→ WHAT TO WORK ON: Go through the lines below and copy each one that holds the string "uitvoer".

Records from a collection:
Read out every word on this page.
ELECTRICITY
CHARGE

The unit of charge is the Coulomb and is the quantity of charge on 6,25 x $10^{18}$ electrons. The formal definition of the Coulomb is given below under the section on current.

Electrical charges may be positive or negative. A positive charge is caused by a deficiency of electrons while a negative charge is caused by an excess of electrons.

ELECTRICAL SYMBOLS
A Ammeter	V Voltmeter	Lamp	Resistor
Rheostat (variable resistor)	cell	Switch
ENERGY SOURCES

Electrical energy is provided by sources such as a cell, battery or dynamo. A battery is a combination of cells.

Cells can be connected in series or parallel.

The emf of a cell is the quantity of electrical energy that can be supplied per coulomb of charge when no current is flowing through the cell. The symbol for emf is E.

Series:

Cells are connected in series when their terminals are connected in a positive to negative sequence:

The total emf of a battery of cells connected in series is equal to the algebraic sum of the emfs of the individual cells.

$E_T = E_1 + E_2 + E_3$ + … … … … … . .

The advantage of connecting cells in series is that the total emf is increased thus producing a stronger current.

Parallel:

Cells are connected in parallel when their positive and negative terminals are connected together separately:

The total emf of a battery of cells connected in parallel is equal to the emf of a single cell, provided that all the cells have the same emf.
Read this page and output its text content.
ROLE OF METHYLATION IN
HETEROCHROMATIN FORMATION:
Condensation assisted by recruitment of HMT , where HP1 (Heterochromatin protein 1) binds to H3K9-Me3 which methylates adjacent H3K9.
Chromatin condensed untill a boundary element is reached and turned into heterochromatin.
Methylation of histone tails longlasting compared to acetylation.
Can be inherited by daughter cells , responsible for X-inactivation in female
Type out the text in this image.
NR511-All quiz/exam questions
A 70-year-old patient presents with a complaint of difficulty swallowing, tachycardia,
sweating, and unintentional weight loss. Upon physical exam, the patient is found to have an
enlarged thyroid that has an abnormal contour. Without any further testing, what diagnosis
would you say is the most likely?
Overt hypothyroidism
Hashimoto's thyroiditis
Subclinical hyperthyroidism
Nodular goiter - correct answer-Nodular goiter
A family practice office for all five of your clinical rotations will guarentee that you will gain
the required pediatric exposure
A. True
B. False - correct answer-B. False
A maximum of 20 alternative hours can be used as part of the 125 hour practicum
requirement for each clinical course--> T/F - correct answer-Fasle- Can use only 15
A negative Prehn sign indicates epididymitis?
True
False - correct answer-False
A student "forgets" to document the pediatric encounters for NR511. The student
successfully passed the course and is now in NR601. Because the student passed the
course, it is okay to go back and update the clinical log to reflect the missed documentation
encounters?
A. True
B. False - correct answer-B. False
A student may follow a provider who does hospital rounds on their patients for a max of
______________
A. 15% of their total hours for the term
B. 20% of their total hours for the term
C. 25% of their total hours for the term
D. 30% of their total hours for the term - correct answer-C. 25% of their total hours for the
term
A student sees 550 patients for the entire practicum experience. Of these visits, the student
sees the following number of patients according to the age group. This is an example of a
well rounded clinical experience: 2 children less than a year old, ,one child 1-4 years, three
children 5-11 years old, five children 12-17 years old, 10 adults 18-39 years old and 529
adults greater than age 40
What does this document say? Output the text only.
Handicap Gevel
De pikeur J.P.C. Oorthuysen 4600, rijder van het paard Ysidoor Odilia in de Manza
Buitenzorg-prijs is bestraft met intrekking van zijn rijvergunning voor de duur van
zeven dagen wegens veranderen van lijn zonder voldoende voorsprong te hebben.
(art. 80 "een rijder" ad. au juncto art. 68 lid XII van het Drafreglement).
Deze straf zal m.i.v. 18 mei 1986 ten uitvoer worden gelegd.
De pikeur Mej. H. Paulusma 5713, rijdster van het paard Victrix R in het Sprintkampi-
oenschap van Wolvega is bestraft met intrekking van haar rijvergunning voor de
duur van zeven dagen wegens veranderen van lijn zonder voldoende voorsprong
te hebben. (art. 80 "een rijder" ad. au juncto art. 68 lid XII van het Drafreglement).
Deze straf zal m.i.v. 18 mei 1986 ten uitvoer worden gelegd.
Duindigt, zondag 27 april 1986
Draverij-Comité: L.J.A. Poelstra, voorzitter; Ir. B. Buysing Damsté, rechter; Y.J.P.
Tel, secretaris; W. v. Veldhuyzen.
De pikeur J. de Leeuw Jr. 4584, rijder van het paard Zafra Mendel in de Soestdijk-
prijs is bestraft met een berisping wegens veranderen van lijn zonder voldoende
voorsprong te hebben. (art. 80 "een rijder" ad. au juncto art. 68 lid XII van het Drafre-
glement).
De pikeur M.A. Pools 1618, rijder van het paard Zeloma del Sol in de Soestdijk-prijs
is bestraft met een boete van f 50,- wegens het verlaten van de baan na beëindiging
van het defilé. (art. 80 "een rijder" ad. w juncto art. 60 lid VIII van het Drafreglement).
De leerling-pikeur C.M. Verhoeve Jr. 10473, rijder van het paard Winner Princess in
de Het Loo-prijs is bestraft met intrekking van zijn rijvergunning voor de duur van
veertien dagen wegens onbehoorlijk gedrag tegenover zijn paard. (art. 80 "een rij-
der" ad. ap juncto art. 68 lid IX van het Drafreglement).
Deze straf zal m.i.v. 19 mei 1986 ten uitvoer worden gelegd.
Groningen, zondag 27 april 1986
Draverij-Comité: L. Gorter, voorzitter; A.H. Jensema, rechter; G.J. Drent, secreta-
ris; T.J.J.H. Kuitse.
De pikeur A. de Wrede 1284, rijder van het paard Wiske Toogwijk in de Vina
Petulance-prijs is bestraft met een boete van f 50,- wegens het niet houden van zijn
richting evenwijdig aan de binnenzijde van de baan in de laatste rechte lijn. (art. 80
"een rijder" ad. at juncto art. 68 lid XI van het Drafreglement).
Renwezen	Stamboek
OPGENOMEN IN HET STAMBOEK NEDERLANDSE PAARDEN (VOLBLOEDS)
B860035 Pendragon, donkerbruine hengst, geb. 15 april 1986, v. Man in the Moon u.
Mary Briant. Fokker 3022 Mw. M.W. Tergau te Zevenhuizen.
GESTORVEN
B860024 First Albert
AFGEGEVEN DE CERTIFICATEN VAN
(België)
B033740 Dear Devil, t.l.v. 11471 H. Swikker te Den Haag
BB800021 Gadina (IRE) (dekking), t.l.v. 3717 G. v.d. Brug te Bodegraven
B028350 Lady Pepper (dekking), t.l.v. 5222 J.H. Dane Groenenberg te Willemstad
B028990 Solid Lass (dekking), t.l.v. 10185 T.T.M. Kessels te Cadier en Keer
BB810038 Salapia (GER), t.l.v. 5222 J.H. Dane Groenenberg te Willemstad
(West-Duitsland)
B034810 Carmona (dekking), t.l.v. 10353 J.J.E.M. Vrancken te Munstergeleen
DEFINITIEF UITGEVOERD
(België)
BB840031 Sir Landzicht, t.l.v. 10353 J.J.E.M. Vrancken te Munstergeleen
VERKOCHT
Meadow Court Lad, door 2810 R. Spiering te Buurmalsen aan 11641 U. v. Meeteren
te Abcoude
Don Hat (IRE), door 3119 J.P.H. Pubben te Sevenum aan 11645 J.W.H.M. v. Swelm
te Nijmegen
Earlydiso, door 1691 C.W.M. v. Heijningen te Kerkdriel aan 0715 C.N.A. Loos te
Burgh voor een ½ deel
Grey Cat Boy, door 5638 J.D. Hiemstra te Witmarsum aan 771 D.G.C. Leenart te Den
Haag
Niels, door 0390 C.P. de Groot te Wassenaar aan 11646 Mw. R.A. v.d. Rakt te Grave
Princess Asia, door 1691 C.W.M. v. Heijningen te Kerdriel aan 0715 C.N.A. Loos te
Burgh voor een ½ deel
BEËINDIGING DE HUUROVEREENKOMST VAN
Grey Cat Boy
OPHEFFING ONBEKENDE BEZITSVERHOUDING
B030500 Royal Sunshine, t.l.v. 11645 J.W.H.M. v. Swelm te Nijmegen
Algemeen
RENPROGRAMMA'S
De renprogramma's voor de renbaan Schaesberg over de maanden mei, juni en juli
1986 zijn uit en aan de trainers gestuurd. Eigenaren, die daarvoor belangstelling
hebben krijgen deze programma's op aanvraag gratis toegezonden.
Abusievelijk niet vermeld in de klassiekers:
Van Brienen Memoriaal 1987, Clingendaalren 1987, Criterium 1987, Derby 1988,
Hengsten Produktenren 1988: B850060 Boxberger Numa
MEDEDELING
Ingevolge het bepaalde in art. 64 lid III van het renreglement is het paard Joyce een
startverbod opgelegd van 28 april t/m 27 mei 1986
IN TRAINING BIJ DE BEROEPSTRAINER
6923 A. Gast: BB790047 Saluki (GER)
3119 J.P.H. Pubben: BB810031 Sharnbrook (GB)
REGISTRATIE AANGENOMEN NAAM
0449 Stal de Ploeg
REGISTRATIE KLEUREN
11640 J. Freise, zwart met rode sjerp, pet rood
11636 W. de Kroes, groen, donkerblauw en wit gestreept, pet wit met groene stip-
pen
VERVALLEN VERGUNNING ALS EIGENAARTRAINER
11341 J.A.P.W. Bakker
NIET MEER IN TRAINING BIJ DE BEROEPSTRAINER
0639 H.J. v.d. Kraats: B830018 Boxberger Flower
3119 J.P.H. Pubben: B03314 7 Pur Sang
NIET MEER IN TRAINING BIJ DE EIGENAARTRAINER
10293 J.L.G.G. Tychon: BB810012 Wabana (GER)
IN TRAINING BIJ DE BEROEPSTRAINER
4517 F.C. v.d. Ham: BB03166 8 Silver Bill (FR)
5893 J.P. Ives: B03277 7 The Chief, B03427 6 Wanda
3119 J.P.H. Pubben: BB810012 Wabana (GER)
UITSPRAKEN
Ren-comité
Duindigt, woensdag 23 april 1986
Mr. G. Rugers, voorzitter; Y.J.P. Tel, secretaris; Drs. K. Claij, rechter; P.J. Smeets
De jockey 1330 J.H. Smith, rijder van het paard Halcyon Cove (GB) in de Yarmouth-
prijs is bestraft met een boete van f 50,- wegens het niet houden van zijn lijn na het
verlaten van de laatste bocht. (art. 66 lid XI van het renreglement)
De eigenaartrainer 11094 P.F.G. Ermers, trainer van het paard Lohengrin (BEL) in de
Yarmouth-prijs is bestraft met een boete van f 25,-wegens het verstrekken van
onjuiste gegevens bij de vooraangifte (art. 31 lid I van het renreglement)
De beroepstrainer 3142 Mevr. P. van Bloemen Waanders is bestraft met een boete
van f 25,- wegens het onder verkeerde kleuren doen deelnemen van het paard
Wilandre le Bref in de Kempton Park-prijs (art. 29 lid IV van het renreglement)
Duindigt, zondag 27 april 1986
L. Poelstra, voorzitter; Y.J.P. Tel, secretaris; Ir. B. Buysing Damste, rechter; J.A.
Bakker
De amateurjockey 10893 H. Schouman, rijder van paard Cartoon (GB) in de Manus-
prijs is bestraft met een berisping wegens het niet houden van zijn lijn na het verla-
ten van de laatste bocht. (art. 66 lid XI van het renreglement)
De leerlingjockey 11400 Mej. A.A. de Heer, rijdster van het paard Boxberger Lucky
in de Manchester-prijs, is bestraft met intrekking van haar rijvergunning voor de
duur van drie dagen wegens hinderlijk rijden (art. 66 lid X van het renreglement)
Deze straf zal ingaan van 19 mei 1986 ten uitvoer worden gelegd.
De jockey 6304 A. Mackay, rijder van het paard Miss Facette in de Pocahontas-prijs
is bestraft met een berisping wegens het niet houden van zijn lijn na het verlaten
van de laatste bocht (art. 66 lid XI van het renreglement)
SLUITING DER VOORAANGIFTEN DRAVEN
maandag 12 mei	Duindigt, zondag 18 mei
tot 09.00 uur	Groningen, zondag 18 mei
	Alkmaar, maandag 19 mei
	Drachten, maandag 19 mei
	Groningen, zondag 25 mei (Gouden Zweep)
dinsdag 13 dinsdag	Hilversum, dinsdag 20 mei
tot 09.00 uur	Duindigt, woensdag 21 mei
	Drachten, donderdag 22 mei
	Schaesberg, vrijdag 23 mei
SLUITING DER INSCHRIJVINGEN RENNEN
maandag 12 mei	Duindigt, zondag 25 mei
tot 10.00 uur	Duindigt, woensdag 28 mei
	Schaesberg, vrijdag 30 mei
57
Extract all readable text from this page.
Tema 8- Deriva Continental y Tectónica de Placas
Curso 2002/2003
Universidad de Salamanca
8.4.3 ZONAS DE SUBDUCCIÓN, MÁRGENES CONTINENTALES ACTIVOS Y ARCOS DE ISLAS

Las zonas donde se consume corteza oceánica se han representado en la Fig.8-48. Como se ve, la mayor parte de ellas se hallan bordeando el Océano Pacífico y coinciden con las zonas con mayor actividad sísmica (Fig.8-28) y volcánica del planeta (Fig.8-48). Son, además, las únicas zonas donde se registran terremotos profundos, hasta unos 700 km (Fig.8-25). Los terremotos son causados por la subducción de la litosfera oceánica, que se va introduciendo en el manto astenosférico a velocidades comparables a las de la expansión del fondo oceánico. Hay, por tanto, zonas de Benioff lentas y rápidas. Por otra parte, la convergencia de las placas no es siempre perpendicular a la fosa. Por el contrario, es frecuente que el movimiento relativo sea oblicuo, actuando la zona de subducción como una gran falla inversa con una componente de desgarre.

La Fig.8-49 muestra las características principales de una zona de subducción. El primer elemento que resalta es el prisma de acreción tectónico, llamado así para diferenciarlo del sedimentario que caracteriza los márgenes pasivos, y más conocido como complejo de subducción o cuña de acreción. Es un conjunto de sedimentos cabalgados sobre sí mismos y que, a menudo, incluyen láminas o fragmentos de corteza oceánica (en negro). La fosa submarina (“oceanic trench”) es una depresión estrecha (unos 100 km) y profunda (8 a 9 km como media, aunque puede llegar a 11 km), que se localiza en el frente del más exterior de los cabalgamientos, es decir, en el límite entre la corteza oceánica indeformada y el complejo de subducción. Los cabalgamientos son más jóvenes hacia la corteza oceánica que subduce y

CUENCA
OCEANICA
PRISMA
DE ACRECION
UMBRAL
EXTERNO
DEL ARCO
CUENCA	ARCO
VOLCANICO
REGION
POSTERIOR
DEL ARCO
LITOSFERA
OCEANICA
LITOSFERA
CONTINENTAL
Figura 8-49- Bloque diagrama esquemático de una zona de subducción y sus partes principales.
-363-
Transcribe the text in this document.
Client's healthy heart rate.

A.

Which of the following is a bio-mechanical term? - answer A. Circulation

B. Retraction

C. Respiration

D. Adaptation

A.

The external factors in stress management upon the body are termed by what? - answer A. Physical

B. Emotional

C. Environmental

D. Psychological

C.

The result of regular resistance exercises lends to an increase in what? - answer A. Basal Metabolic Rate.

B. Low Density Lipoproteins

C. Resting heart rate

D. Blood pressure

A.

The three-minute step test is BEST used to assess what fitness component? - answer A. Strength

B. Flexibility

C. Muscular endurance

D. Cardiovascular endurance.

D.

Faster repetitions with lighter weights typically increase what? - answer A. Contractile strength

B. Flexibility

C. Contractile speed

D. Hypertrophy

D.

→ EXERCISE OUTPUT:
Deze straf zal m.i.v. 18 mei 1986 ten uitvoer worden gelegd.
Deze straf zal m.i.v. 18 mei 1986 ten uitvoer worden gelegd.
Deze straf zal m.i.v. 19 mei 1986 ten uitvoer worden gelegd.
Deze straf zal ingaan van 19 mei 1986 ten uitvoer worden gelegd.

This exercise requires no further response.